Collected data
==============================

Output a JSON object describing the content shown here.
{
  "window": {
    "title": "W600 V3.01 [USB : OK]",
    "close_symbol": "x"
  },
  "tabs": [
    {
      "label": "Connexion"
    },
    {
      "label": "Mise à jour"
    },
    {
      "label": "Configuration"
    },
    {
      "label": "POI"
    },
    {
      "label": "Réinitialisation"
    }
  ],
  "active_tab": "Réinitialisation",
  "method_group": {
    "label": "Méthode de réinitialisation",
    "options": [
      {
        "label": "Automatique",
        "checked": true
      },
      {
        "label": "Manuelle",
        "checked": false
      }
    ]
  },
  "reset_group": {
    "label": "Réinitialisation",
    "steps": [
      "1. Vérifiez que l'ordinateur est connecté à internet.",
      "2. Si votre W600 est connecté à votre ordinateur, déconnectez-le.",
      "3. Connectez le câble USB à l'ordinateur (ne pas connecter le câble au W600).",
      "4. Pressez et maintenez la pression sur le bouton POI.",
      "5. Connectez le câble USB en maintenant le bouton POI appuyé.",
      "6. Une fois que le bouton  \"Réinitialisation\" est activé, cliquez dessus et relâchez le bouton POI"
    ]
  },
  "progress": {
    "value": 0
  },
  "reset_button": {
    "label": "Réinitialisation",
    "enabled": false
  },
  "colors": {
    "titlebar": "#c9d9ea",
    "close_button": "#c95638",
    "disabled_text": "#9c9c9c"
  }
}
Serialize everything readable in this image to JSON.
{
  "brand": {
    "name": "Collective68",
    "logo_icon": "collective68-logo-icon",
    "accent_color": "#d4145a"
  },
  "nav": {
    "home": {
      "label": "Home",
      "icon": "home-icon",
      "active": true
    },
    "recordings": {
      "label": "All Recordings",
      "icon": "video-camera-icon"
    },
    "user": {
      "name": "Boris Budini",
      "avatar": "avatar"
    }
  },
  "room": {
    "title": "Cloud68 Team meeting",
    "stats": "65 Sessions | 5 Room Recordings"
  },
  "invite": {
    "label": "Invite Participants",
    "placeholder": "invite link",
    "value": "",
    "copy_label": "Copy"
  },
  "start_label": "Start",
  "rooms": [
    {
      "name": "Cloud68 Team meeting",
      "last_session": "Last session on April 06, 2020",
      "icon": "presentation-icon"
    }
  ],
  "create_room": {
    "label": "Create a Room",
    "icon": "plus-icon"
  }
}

==============================

> Job: Each entry is to be returned in full, character for character.

> Answer to this problem:
Output a JSON object describing the content shown here.
{
  "window": {
    "title": "W600 V3.01 [USB : OK]",
    "close_symbol": "x"
  },
  "tabs": [
    {
      "label": "Connexion"
    },
    {
      "label": "Mise à jour"
    },
    {
      "label": "Configuration"
    },
    {
      "label": "POI"
    },
    {
      "label": "Réinitialisation"
    }
  ],
  "active_tab": "Réinitialisation",
  "method_group": {
    "label": "Méthode de réinitialisation",
    "options": [
      {
        "label": "Automatique",
        "checked": true
      },
      {
        "label": "Manuelle",
        "checked": false
      }
    ]
  },
  "reset_group": {
    "label": "Réinitialisation",
    "steps": [
      "1. Vérifiez que l'ordinateur est connecté à internet.",
      "2. Si votre W600 est connecté à votre ordinateur, déconnectez-le.",
      "3. Connectez le câble USB à l'ordinateur (ne pas connecter le câble au W600).",
      "4. Pressez et maintenez la pression sur le bouton POI.",
      "5. Connectez le câble USB en maintenant le bouton POI appuyé.",
      "6. Une fois que le bouton  \"Réinitialisation\" est activé, cliquez dessus et relâchez le bouton POI"
    ]
  },
  "progress": {
    "value": 0
  },
  "reset_button": {
    "label": "Réinitialisation",
    "enabled": false
  },
  "colors": {
    "titlebar": "#c9d9ea",
    "close_button": "#c95638",
    "disabled_text": "#9c9c9c"
  }
}
Serialize everything readable in this image to JSON.
{
  "brand": {
    "name": "Collective68",
    "logo_icon": "collective68-logo-icon",
    "accent_color": "#d4145a"
  },
  "nav": {
    "home": {
      "label": "Home",
      "icon": "home-icon",
      "active": true
    },
    "recordings": {
      "label": "All Recordings",
      "icon": "video-camera-icon"
    },
    "user": {
      "name": "Boris Budini",
      "avatar": "avatar"
    }
  },
  "room": {
    "title": "Cloud68 Team meeting",
    "stats": "65 Sessions | 5 Room Recordings"
  },
  "invite": {
    "label": "Invite Participants",
    "placeholder": "invite link",
    "value": "",
    "copy_label": "Copy"
  },
  "start_label": "Start",
  "rooms": [
    {
      "name": "Cloud68 Team meeting",
      "last_session": "Last session on April 06, 2020",
      "icon": "presentation-icon"
    }
  ],
  "create_room": {
    "label": "Create a Room",
    "icon": "plus-icon"
  }
}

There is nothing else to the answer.